### Dataset items
<<<<

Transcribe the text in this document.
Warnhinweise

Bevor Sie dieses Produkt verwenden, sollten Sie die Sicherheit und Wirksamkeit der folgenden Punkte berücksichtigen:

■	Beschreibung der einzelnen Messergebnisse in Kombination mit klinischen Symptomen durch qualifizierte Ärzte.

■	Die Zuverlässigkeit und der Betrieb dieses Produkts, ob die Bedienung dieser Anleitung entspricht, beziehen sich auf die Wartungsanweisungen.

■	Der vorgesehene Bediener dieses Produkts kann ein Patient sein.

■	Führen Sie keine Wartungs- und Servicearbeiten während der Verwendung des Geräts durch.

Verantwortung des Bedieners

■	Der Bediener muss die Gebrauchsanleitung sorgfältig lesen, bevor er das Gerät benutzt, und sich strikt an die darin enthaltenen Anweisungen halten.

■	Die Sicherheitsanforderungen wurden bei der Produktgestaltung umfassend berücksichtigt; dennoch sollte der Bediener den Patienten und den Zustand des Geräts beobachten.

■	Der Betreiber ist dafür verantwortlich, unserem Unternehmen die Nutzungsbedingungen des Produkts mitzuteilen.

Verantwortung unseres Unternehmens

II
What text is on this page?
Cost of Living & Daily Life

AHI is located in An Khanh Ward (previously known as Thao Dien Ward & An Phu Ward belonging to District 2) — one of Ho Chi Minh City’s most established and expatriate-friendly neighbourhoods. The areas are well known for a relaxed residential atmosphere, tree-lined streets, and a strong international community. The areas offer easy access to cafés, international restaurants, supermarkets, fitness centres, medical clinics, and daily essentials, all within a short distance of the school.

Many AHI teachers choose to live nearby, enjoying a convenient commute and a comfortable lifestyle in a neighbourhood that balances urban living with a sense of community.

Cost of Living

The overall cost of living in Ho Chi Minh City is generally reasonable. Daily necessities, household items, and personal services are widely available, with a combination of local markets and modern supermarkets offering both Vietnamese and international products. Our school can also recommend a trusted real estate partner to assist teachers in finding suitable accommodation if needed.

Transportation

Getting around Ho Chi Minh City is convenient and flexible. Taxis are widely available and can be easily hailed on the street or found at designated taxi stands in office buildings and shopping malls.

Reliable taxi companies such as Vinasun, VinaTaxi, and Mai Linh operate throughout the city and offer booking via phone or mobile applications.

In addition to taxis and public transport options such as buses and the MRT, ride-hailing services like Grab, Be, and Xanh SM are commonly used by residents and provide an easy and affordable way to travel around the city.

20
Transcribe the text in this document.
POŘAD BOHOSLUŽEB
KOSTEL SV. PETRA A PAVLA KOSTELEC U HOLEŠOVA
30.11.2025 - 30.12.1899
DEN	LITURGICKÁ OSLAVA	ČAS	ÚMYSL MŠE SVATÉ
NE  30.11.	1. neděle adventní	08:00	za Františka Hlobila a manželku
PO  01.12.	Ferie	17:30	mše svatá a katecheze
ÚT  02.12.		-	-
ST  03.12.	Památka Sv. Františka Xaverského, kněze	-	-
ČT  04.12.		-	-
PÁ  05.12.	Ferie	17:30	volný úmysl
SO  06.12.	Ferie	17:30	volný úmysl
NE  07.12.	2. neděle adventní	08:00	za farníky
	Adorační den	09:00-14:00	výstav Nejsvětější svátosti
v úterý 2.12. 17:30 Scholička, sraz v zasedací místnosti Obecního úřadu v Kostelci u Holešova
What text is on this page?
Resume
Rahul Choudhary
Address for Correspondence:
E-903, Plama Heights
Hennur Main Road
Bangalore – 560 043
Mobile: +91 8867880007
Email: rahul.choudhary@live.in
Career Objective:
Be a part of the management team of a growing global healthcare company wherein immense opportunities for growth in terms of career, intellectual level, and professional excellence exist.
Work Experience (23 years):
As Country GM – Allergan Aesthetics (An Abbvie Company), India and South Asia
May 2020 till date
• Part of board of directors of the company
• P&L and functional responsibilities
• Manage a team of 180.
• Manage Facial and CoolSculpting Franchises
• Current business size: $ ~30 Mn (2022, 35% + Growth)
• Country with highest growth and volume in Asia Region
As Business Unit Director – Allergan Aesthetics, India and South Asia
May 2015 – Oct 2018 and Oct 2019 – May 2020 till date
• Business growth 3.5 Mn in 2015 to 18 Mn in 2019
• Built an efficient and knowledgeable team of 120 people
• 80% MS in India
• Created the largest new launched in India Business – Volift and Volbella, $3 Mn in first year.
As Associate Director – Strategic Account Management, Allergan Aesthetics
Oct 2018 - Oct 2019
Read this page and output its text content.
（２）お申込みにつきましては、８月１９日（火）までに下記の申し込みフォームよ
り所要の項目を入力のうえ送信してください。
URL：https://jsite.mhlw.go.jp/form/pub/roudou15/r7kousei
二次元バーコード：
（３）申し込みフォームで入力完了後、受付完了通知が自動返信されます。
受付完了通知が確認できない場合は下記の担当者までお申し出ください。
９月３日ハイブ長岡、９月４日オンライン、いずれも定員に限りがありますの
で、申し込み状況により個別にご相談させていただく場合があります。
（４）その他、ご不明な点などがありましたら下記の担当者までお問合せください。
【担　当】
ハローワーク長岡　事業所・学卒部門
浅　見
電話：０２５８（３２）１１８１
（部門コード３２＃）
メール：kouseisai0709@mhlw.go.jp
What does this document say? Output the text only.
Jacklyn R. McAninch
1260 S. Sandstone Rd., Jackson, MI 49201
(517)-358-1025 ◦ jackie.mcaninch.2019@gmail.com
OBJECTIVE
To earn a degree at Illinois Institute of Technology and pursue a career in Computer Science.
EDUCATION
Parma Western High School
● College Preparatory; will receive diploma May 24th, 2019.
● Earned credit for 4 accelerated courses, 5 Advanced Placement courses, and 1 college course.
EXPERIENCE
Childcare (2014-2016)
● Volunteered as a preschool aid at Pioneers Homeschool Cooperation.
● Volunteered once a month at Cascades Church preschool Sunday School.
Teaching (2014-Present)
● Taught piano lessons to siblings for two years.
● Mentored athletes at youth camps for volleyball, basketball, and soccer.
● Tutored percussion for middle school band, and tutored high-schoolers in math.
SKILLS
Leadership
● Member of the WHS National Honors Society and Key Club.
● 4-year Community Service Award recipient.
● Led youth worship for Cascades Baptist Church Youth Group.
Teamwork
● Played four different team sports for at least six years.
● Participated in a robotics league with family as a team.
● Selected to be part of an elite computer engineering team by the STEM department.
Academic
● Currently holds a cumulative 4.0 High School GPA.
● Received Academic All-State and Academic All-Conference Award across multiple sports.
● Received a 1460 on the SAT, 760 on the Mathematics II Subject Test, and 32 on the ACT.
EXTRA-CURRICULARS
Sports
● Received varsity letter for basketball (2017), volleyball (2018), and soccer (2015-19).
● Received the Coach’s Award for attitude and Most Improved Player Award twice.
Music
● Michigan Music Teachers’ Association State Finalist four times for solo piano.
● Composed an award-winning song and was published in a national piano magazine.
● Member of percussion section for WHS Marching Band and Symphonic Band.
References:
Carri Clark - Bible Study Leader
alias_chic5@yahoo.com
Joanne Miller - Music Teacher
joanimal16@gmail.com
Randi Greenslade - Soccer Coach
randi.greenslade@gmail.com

>>>>

### Goal
Give back each line above precisely as it stands.

### Worked answer
Transcribe the text in this document.
Warnhinweise

Bevor Sie dieses Produkt verwenden, sollten Sie die Sicherheit und Wirksamkeit der folgenden Punkte berücksichtigen:

■	Beschreibung der einzelnen Messergebnisse in Kombination mit klinischen Symptomen durch qualifizierte Ärzte.

■	Die Zuverlässigkeit und der Betrieb dieses Produkts, ob die Bedienung dieser Anleitung entspricht, beziehen sich auf die Wartungsanweisungen.

■	Der vorgesehene Bediener dieses Produkts kann ein Patient sein.

■	Führen Sie keine Wartungs- und Servicearbeiten während der Verwendung des Geräts durch.

Verantwortung des Bedieners

■	Der Bediener muss die Gebrauchsanleitung sorgfältig lesen, bevor er das Gerät benutzt, und sich strikt an die darin enthaltenen Anweisungen halten.

■	Die Sicherheitsanforderungen wurden bei der Produktgestaltung umfassend berücksichtigt; dennoch sollte der Bediener den Patienten und den Zustand des Geräts beobachten.

■	Der Betreiber ist dafür verantwortlich, unserem Unternehmen die Nutzungsbedingungen des Produkts mitzuteilen.

Verantwortung unseres Unternehmens

II
What text is on this page?
Cost of Living & Daily Life

AHI is located in An Khanh Ward (previously known as Thao Dien Ward & An Phu Ward belonging to District 2) — one of Ho Chi Minh City’s most established and expatriate-friendly neighbourhoods. The areas are well known for a relaxed residential atmosphere, tree-lined streets, and a strong international community. The areas offer easy access to cafés, international restaurants, supermarkets, fitness centres, medical clinics, and daily essentials, all within a short distance of the school.

Many AHI teachers choose to live nearby, enjoying a convenient commute and a comfortable lifestyle in a neighbourhood that balances urban living with a sense of community.

Cost of Living

The overall cost of living in Ho Chi Minh City is generally reasonable. Daily necessities, household items, and personal services are widely available, with a combination of local markets and modern supermarkets offering both Vietnamese and international products. Our school can also recommend a trusted real estate partner to assist teachers in finding suitable accommodation if needed.

Transportation

Getting around Ho Chi Minh City is convenient and flexible. Taxis are widely available and can be easily hailed on the street or found at designated taxi stands in office buildings and shopping malls.

Reliable taxi companies such as Vinasun, VinaTaxi, and Mai Linh operate throughout the city and offer booking via phone or mobile applications.

In addition to taxis and public transport options such as buses and the MRT, ride-hailing services like Grab, Be, and Xanh SM are commonly used by residents and provide an easy and affordable way to travel around the city.

20
Transcribe the text in this document.
POŘAD BOHOSLUŽEB
KOSTEL SV. PETRA A PAVLA KOSTELEC U HOLEŠOVA
30.11.2025 - 30.12.1899
DEN	LITURGICKÁ OSLAVA	ČAS	ÚMYSL MŠE SVATÉ
NE  30.11.	1. neděle adventní	08:00	za Františka Hlobila a manželku
PO  01.12.	Ferie	17:30	mše svatá a katecheze
ÚT  02.12.		-	-
ST  03.12.	Památka Sv. Františka Xaverského, kněze	-	-
ČT  04.12.		-	-
PÁ  05.12.	Ferie	17:30	volný úmysl
SO  06.12.	Ferie	17:30	volný úmysl
NE  07.12.	2. neděle adventní	08:00	za farníky
	Adorační den	09:00-14:00	výstav Nejsvětější svátosti
v úterý 2.12. 17:30 Scholička, sraz v zasedací místnosti Obecního úřadu v Kostelci u Holešova
What text is on this page?
Resume
Rahul Choudhary
Address for Correspondence:
E-903, Plama Heights
Hennur Main Road
Bangalore – 560 043
Mobile: +91 8867880007
Email: rahul.choudhary@live.in
Career Objective:
Be a part of the management team of a growing global healthcare company wherein immense opportunities for growth in terms of career, intellectual level, and professional excellence exist.
Work Experience (23 years):
As Country GM – Allergan Aesthetics (An Abbvie Company), India and South Asia
May 2020 till date
• Part of board of directors of the company
• P&L and functional responsibilities
• Manage a team of 180.
• Manage Facial and CoolSculpting Franchises
• Current business size: $ ~30 Mn (2022, 35% + Growth)
• Country with highest growth and volume in Asia Region
As Business Unit Director – Allergan Aesthetics, India and South Asia
May 2015 – Oct 2018 and Oct 2019 – May 2020 till date
• Business growth 3.5 Mn in 2015 to 18 Mn in 2019
• Built an efficient and knowledgeable team of 120 people
• 80% MS in India
• Created the largest new launched in India Business – Volift and Volbella, $3 Mn in first year.
As Associate Director – Strategic Account Management, Allergan Aesthetics
Oct 2018 - Oct 2019
Read this page and output its text content.
（２）お申込みにつきましては、８月１９日（火）までに下記の申し込みフォームよ
り所要の項目を入力のうえ送信してください。
URL：https://jsite.mhlw.go.jp/form/pub/roudou15/r7kousei
二次元バーコード：
（３）申し込みフォームで入力完了後、受付完了通知が自動返信されます。
受付完了通知が確認できない場合は下記の担当者までお申し出ください。
９月３日ハイブ長岡、９月４日オンライン、いずれも定員に限りがありますの
で、申し込み状況により個別にご相談させていただく場合があります。
（４）その他、ご不明な点などがありましたら下記の担当者までお問合せください。
【担　当】
ハローワーク長岡　事業所・学卒部門
浅　見
電話：０２５８（３２）１１８１
（部門コード３２＃）
メール：kouseisai0709@mhlw.go.jp
What does this document say? Output the text only.
Jacklyn R. McAninch
1260 S. Sandstone Rd., Jackson, MI 49201
(517)-358-1025 ◦ jackie.mcaninch.2019@gmail.com
OBJECTIVE
To earn a degree at Illinois Institute of Technology and pursue a career in Computer Science.
EDUCATION
Parma Western High School
● College Preparatory; will receive diploma May 24th, 2019.
● Earned credit for 4 accelerated courses, 5 Advanced Placement courses, and 1 college course.
EXPERIENCE
Childcare (2014-2016)
● Volunteered as a preschool aid at Pioneers Homeschool Cooperation.
● Volunteered once a month at Cascades Church preschool Sunday School.
Teaching (2014-Present)
● Taught piano lessons to siblings for two years.
● Mentored athletes at youth camps for volleyball, basketball, and soccer.
● Tutored percussion for middle school band, and tutored high-schoolers in math.
SKILLS
Leadership
● Member of the WHS National Honors Society and Key Club.
● 4-year Community Service Award recipient.
● Led youth worship for Cascades Baptist Church Youth Group.
Teamwork
● Played four different team sports for at least six years.
● Participated in a robotics league with family as a team.
● Selected to be part of an elite computer engineering team by the STEM department.
Academic
● Currently holds a cumulative 4.0 High School GPA.
● Received Academic All-State and Academic All-Conference Award across multiple sports.
● Received a 1460 on the SAT, 760 on the Mathematics II Subject Test, and 32 on the ACT.
EXTRA-CURRICULARS
Sports
● Received varsity letter for basketball (2017), volleyball (2018), and soccer (2015-19).
● Received the Coach’s Award for attitude and Most Improved Player Award twice.
Music
● Michigan Music Teachers’ Association State Finalist four times for solo piano.
● Composed an award-winning song and was published in a national piano magazine.
● Member of percussion section for WHS Marching Band and Symphonic Band.
References:
Carri Clark - Bible Study Leader
alias_chic5@yahoo.com
Joanne Miller - Music Teacher
joanimal16@gmail.com
Randi Greenslade - Soccer Coach
randi.greenslade@gmail.com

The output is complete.